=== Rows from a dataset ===
==========
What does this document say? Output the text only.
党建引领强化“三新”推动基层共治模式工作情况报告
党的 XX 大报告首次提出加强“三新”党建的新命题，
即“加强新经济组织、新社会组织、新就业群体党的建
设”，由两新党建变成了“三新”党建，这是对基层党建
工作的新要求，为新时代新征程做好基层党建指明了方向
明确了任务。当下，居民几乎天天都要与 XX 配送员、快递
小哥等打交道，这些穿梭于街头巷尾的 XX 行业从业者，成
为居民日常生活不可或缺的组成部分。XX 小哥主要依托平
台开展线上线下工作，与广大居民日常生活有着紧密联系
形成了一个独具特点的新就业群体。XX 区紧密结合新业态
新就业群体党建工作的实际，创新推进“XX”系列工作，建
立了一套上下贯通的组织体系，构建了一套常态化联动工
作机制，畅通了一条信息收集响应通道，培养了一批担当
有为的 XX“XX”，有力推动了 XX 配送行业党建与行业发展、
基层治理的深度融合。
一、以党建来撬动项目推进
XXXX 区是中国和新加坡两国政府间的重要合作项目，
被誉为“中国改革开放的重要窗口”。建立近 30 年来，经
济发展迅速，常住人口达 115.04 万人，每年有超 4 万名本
==========
=== Work instructions ===
Copy each record from above without leaving any out.

=== Worked solution ===
What does this document say? Output the text only.
党建引领强化“三新”推动基层共治模式工作情况报告
党的 XX 大报告首次提出加强“三新”党建的新命题，
即“加强新经济组织、新社会组织、新就业群体党的建
设”，由两新党建变成了“三新”党建，这是对基层党建
工作的新要求，为新时代新征程做好基层党建指明了方向
明确了任务。当下，居民几乎天天都要与 XX 配送员、快递
小哥等打交道，这些穿梭于街头巷尾的 XX 行业从业者，成
为居民日常生活不可或缺的组成部分。XX 小哥主要依托平
台开展线上线下工作，与广大居民日常生活有着紧密联系
形成了一个独具特点的新就业群体。XX 区紧密结合新业态
新就业群体党建工作的实际，创新推进“XX”系列工作，建
立了一套上下贯通的组织体系，构建了一套常态化联动工
作机制，畅通了一条信息收集响应通道，培养了一批担当
有为的 XX“XX”，有力推动了 XX 配送行业党建与行业发展、
基层治理的深度融合。
一、以党建来撬动项目推进
XXXX 区是中国和新加坡两国政府间的重要合作项目，
被誉为“中国改革开放的重要窗口”。建立近 30 年来，经
济发展迅速，常住人口达 115.04 万人，每年有超 4 万名本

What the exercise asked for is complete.